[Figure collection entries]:

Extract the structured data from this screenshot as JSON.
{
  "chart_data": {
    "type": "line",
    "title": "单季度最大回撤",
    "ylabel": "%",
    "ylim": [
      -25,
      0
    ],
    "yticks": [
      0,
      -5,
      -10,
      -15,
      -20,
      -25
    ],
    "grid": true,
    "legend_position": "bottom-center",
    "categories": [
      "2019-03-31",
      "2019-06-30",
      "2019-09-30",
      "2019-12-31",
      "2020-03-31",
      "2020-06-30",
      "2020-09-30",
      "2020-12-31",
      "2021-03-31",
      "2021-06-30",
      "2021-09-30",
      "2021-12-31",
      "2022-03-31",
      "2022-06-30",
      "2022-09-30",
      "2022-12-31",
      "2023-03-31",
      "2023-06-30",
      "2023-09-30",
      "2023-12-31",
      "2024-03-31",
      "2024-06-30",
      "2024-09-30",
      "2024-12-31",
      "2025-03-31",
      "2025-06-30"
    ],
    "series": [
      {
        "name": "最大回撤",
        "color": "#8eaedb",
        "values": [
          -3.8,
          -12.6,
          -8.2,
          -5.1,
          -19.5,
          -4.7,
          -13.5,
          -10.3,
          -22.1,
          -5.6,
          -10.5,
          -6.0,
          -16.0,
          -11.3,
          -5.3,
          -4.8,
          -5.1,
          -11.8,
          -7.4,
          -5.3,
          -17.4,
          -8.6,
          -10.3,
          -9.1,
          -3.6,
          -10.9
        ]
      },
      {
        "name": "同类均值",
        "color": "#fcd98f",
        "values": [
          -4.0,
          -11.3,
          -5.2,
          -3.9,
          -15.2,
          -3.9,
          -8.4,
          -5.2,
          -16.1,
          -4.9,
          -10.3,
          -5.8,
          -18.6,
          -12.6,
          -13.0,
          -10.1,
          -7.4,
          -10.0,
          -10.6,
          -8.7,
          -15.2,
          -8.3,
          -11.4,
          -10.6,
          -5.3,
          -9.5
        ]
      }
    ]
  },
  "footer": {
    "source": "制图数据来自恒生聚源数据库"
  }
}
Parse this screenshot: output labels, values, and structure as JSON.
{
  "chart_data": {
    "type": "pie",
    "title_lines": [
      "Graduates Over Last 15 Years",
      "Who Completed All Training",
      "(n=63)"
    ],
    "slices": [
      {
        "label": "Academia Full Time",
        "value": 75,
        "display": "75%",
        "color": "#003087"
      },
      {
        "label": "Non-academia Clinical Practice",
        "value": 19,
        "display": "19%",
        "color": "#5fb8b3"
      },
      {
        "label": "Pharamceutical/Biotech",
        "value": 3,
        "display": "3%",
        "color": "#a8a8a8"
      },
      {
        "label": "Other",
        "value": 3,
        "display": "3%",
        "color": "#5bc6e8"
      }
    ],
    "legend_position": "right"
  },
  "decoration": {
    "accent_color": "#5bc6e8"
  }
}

[WRITTEN PROBLEM]: Type out the whole listing above again, exactly as it stands.

[RESULT FOR THIS TASK]:
Extract the structured data from this screenshot as JSON.
{
  "chart_data": {
    "type": "line",
    "title": "单季度最大回撤",
    "ylabel": "%",
    "ylim": [
      -25,
      0
    ],
    "yticks": [
      0,
      -5,
      -10,
      -15,
      -20,
      -25
    ],
    "grid": true,
    "legend_position": "bottom-center",
    "categories": [
      "2019-03-31",
      "2019-06-30",
      "2019-09-30",
      "2019-12-31",
      "2020-03-31",
      "2020-06-30",
      "2020-09-30",
      "2020-12-31",
      "2021-03-31",
      "2021-06-30",
      "2021-09-30",
      "2021-12-31",
      "2022-03-31",
      "2022-06-30",
      "2022-09-30",
      "2022-12-31",
      "2023-03-31",
      "2023-06-30",
      "2023-09-30",
      "2023-12-31",
      "2024-03-31",
      "2024-06-30",
      "2024-09-30",
      "2024-12-31",
      "2025-03-31",
      "2025-06-30"
    ],
    "series": [
      {
        "name": "最大回撤",
        "color": "#8eaedb",
        "values": [
          -3.8,
          -12.6,
          -8.2,
          -5.1,
          -19.5,
          -4.7,
          -13.5,
          -10.3,
          -22.1,
          -5.6,
          -10.5,
          -6.0,
          -16.0,
          -11.3,
          -5.3,
          -4.8,
          -5.1,
          -11.8,
          -7.4,
          -5.3,
          -17.4,
          -8.6,
          -10.3,
          -9.1,
          -3.6,
          -10.9
        ]
      },
      {
        "name": "同类均值",
        "color": "#fcd98f",
        "values": [
          -4.0,
          -11.3,
          -5.2,
          -3.9,
          -15.2,
          -3.9,
          -8.4,
          -5.2,
          -16.1,
          -4.9,
          -10.3,
          -5.8,
          -18.6,
          -12.6,
          -13.0,
          -10.1,
          -7.4,
          -10.0,
          -10.6,
          -8.7,
          -15.2,
          -8.3,
          -11.4,
          -10.6,
          -5.3,
          -9.5
        ]
      }
    ]
  },
  "footer": {
    "source": "制图数据来自恒生聚源数据库"
  }
}
Parse this screenshot: output labels, values, and structure as JSON.
{
  "chart_data": {
    "type": "pie",
    "title_lines": [
      "Graduates Over Last 15 Years",
      "Who Completed All Training",
      "(n=63)"
    ],
    "slices": [
      {
        "label": "Academia Full Time",
        "value": 75,
        "display": "75%",
        "color": "#003087"
      },
      {
        "label": "Non-academia Clinical Practice",
        "value": 19,
        "display": "19%",
        "color": "#5fb8b3"
      },
      {
        "label": "Pharamceutical/Biotech",
        "value": 3,
        "display": "3%",
        "color": "#a8a8a8"
      },
      {
        "label": "Other",
        "value": 3,
        "display": "3%",
        "color": "#5bc6e8"
      }
    ],
    "legend_position": "right"
  },
  "decoration": {
    "accent_color": "#5bc6e8"
  }
}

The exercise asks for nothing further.